## BEGIN Raw data

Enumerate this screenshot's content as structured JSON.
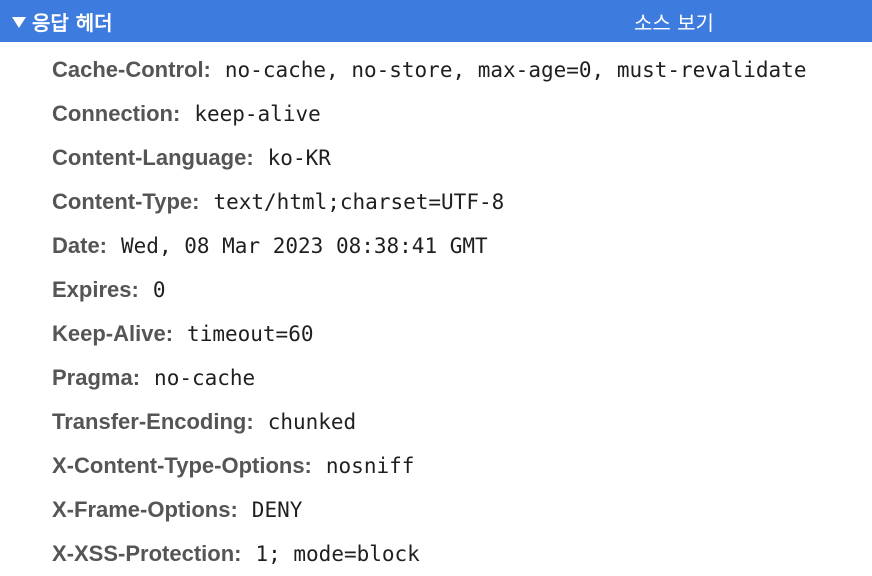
{
  "section": {
    "title": "응답 헤더",
    "view_source_label": "소스 보기",
    "toggle_icon": "disclosure-triangle-down-icon"
  },
  "headers": [
    {
      "name": "Cache-Control:",
      "value": "no-cache, no-store, max-age=0, must-revalidate"
    },
    {
      "name": "Connection:",
      "value": "keep-alive"
    },
    {
      "name": "Content-Language:",
      "value": "ko-KR"
    },
    {
      "name": "Content-Type:",
      "value": "text/html;charset=UTF-8"
    },
    {
      "name": "Date:",
      "value": "Wed, 08 Mar 2023 08:38:41 GMT"
    },
    {
      "name": "Expires:",
      "value": "0"
    },
    {
      "name": "Keep-Alive:",
      "value": "timeout=60"
    },
    {
      "name": "Pragma:",
      "value": "no-cache"
    },
    {
      "name": "Transfer-Encoding:",
      "value": "chunked"
    },
    {
      "name": "X-Content-Type-Options:",
      "value": "nosniff"
    },
    {
      "name": "X-Frame-Options:",
      "value": "DENY"
    },
    {
      "name": "X-XSS-Protection:",
      "value": "1; mode=block"
    }
  ],
  "colors": {
    "header_bar": "#3d7cde",
    "header_text": "#ffffff",
    "name_text": "#555555",
    "value_text": "#1f1f1f"
  }
}
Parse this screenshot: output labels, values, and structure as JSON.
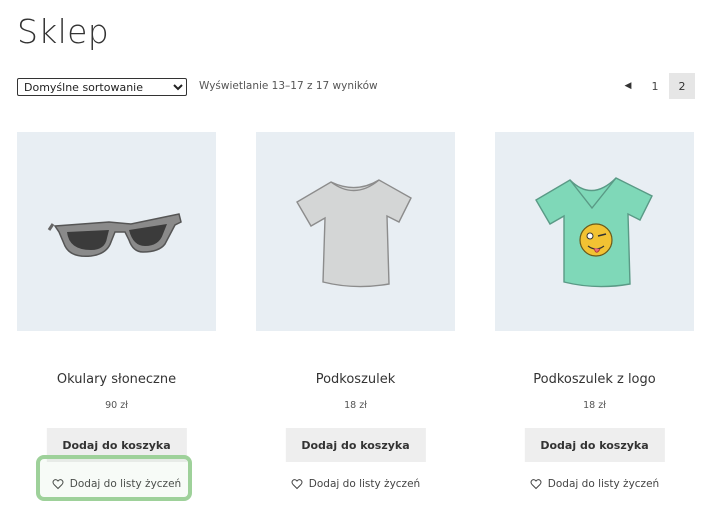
{
  "page": {
    "title": "Sklep"
  },
  "toolbar": {
    "sort_selected": "Domyślne sortowanie",
    "result_count": "Wyświetlanie 13–17 z 17 wyników"
  },
  "pagination": {
    "prev_icon": "caret-left-icon",
    "pages": [
      "1",
      "2"
    ],
    "current": "2"
  },
  "products": [
    {
      "title": "Okulary słoneczne",
      "price": "90 zł",
      "cart_label": "Dodaj do koszyka",
      "wishlist_label": "Dodaj do listy życzeń",
      "image": "sunglasses"
    },
    {
      "title": "Podkoszulek",
      "price": "18 zł",
      "cart_label": "Dodaj do koszyka",
      "wishlist_label": "Dodaj do listy życzeń",
      "image": "grey-tshirt"
    },
    {
      "title": "Podkoszulek z logo",
      "price": "18 zł",
      "cart_label": "Dodaj do koszyka",
      "wishlist_label": "Dodaj do listy życzeń",
      "image": "teal-tshirt-with-logo"
    }
  ],
  "colors": {
    "image_bg": "#e8eef3",
    "button_bg": "#eeeeee",
    "highlight": "#9ed19a"
  }
}
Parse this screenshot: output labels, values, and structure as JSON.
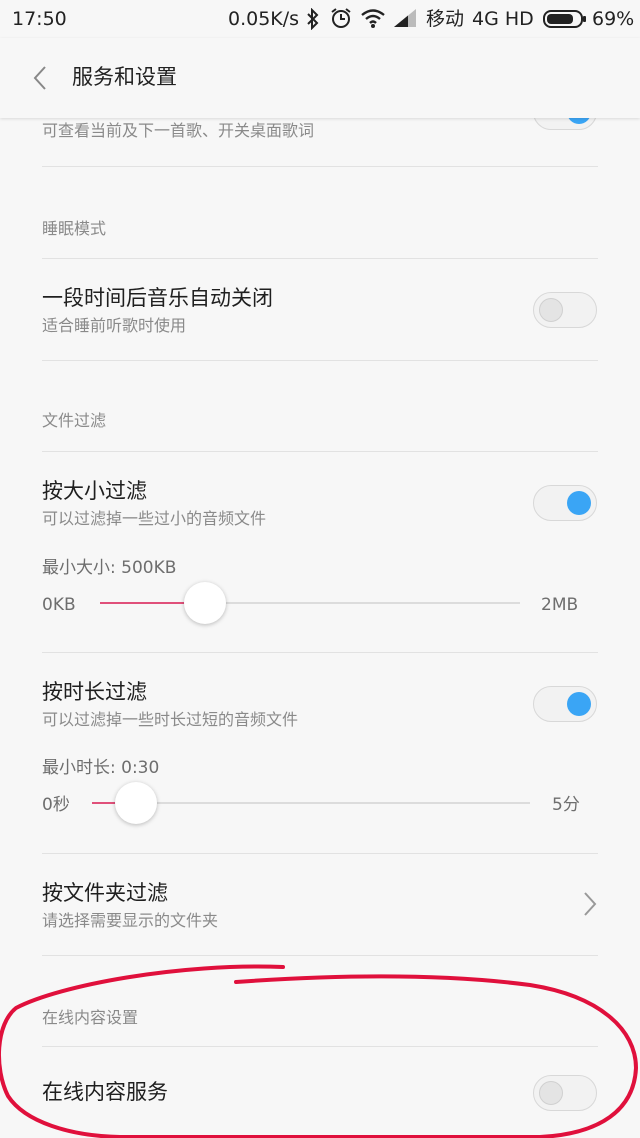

## END Raw data

## Problem description
Without the pictures, extract every entry verbatim.

## Answer to the task
Enumerate this screenshot's content as structured JSON.
{
  "section": {
    "title": "응답 헤더",
    "view_source_label": "소스 보기",
    "toggle_icon": "disclosure-triangle-down-icon"
  },
  "headers": [
    {
      "name": "Cache-Control:",
      "value": "no-cache, no-store, max-age=0, must-revalidate"
    },
    {
      "name": "Connection:",
      "value": "keep-alive"
    },
    {
      "name": "Content-Language:",
      "value": "ko-KR"
    },
    {
      "name": "Content-Type:",
      "value": "text/html;charset=UTF-8"
    },
    {
      "name": "Date:",
      "value": "Wed, 08 Mar 2023 08:38:41 GMT"
    },
    {
      "name": "Expires:",
      "value": "0"
    },
    {
      "name": "Keep-Alive:",
      "value": "timeout=60"
    },
    {
      "name": "Pragma:",
      "value": "no-cache"
    },
    {
      "name": "Transfer-Encoding:",
      "value": "chunked"
    },
    {
      "name": "X-Content-Type-Options:",
      "value": "nosniff"
    },
    {
      "name": "X-Frame-Options:",
      "value": "DENY"
    },
    {
      "name": "X-XSS-Protection:",
      "value": "1; mode=block"
    }
  ],
  "colors": {
    "header_bar": "#3d7cde",
    "header_text": "#ffffff",
    "name_text": "#555555",
    "value_text": "#1f1f1f"
  }
}
Parse this screenshot: output labels, values, and structure as JSON.
{
  "page": {
    "title": "Sklep"
  },
  "toolbar": {
    "sort_selected": "Domyślne sortowanie",
    "result_count": "Wyświetlanie 13–17 z 17 wyników"
  },
  "pagination": {
    "prev_icon": "caret-left-icon",
    "pages": [
      "1",
      "2"
    ],
    "current": "2"
  },
  "products": [
    {
      "title": "Okulary słoneczne",
      "price": "90 zł",
      "cart_label": "Dodaj do koszyka",
      "wishlist_label": "Dodaj do listy życzeń",
      "image": "sunglasses"
    },
    {
      "title": "Podkoszulek",
      "price": "18 zł",
      "cart_label": "Dodaj do koszyka",
      "wishlist_label": "Dodaj do listy życzeń",
      "image": "grey-tshirt"
    },
    {
      "title": "Podkoszulek z logo",
      "price": "18 zł",
      "cart_label": "Dodaj do koszyka",
      "wishlist_label": "Dodaj do listy życzeń",
      "image": "teal-tshirt-with-logo"
    }
  ],
  "colors": {
    "image_bg": "#e8eef3",
    "button_bg": "#eeeeee",
    "highlight": "#9ed19a"
  }
}
Parse this screenshot: output labels, values, and structure as JSON.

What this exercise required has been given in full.